— Begin ROWS —
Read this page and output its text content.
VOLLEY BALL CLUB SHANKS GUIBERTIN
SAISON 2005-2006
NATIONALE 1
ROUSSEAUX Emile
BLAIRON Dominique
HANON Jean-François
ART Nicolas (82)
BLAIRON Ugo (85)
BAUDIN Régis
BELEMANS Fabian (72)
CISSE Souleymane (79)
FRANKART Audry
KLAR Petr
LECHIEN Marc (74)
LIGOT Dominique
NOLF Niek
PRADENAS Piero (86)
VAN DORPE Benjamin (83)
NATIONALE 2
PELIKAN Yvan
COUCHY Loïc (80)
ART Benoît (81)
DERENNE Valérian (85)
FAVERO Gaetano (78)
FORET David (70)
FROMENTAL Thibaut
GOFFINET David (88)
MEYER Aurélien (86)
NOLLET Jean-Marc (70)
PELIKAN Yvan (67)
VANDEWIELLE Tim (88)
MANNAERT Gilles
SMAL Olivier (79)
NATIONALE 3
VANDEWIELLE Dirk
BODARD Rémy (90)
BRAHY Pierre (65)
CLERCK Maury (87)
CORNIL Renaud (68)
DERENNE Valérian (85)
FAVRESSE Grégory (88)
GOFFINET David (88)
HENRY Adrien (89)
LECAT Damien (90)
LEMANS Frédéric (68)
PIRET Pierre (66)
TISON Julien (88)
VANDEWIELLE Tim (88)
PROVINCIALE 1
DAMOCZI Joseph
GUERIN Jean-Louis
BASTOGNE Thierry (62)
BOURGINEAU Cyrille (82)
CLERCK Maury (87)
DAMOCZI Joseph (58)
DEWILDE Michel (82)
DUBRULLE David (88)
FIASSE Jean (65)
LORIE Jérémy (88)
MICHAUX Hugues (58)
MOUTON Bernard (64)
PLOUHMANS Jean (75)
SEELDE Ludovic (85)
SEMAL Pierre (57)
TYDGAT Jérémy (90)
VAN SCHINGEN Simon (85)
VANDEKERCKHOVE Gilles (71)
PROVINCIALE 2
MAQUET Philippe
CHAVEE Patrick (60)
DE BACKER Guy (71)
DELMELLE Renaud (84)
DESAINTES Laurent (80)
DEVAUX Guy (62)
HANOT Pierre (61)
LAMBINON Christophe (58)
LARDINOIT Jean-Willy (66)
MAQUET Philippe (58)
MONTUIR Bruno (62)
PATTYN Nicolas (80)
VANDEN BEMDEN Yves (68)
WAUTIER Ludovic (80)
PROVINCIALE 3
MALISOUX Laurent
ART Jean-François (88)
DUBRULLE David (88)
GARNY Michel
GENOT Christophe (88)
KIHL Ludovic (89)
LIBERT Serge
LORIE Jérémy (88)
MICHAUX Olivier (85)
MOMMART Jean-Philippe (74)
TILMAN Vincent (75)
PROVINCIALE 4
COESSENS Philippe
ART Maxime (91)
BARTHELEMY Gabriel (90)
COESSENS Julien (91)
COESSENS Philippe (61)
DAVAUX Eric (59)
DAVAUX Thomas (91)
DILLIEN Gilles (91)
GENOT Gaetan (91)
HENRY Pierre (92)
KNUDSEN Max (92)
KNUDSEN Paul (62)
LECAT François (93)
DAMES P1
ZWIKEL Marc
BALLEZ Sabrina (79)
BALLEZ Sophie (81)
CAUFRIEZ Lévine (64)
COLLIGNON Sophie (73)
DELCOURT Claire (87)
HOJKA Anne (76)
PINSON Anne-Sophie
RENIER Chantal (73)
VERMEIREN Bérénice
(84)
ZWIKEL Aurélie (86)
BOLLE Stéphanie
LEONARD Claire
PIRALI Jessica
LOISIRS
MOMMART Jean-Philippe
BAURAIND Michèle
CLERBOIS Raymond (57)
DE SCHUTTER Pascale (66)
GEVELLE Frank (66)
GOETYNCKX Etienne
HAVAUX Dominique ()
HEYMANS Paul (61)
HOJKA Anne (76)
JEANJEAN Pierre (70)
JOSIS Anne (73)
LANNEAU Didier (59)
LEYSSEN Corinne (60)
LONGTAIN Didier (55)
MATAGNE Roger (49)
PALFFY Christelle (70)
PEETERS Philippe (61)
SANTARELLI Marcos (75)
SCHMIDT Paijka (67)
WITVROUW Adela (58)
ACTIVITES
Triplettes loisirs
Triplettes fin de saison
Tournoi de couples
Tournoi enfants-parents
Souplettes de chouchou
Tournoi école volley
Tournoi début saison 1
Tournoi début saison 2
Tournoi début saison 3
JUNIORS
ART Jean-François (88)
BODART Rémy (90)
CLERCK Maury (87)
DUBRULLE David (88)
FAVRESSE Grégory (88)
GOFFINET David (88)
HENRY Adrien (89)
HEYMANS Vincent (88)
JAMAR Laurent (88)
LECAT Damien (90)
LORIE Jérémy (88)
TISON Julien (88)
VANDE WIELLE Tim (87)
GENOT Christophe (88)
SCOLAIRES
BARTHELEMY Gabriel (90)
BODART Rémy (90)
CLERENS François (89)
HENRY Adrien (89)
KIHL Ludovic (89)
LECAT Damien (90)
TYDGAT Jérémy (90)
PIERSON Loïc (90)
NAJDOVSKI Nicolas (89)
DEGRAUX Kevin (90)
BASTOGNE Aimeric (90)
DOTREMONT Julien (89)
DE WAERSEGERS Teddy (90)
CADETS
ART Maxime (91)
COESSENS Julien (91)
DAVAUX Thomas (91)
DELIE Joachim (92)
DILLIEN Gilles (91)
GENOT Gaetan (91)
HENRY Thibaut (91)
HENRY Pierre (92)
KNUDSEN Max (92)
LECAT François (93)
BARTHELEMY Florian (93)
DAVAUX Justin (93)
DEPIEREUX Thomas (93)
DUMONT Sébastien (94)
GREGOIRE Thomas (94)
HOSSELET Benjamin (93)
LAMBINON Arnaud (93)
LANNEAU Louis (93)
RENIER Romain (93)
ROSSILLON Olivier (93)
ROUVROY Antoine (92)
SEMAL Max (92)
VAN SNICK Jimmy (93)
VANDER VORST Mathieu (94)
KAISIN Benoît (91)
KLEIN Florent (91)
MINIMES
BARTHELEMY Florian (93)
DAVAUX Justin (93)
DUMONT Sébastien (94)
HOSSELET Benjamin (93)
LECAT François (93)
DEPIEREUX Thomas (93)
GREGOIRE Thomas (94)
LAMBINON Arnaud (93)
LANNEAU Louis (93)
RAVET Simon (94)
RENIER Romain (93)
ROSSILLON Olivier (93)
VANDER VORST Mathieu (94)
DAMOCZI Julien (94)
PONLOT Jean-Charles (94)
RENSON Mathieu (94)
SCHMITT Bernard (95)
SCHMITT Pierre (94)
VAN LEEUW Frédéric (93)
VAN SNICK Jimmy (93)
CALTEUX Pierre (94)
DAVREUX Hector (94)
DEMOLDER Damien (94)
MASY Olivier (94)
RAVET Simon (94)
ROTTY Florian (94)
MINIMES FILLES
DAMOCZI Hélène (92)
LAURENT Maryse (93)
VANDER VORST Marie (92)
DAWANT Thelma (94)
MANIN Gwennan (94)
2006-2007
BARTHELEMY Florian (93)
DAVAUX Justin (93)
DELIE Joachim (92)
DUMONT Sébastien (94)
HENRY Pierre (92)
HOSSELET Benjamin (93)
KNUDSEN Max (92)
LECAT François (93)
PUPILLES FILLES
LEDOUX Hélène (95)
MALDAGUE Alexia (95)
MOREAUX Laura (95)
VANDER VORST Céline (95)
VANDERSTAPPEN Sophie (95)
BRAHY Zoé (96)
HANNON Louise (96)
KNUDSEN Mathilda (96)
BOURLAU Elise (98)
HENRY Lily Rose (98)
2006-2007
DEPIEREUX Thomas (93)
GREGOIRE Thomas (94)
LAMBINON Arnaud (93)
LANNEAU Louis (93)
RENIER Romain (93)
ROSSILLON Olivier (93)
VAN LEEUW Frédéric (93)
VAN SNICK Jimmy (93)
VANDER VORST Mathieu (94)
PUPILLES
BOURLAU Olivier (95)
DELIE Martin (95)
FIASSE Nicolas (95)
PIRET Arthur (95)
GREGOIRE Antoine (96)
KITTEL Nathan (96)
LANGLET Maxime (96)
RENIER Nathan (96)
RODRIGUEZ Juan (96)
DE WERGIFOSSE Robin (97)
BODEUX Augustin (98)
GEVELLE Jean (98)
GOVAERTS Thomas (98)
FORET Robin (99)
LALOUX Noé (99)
— End ROWS —
GIVEN PROBLEM: Every line that holds the string "Thibaut" should be returned.

CORRECT RESPONSE:
FROMENTAL Thibaut
HENRY Thibaut (91)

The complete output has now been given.